• DIRECTIONS FOR THIS TASK: Copy every line of the data in which the word "JSON" occurs.

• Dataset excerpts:
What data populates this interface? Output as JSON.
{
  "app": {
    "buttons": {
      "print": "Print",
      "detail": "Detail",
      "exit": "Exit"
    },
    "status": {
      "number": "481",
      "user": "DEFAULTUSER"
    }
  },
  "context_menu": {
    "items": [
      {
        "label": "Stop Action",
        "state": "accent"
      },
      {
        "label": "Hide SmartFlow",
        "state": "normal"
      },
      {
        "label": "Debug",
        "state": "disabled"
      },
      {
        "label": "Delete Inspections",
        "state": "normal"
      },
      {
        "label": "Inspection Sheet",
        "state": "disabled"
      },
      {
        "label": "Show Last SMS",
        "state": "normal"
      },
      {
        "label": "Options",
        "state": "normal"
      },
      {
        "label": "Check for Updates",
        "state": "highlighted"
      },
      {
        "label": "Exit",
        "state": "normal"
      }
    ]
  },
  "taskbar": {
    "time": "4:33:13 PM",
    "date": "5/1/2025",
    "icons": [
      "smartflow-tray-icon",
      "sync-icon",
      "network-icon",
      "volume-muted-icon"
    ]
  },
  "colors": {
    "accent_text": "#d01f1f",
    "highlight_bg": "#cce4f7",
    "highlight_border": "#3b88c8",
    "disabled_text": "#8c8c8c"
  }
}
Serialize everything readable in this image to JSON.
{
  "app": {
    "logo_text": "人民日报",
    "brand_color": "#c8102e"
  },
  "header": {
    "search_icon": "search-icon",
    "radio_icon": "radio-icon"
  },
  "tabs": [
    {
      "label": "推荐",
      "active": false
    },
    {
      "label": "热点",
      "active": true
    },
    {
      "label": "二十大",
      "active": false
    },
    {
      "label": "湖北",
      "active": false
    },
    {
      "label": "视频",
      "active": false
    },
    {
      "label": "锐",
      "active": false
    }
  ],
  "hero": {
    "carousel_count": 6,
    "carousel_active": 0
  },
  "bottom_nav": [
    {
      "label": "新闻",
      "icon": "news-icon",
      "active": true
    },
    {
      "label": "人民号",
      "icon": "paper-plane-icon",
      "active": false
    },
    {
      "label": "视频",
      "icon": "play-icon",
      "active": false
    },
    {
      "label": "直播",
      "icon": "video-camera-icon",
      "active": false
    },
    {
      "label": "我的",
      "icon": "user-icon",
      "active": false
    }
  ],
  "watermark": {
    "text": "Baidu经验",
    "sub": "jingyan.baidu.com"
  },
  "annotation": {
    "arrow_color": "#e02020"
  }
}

• FINAL ANSWER:
What data populates this interface? Output as JSON.
Serialize everything readable in this image to JSON.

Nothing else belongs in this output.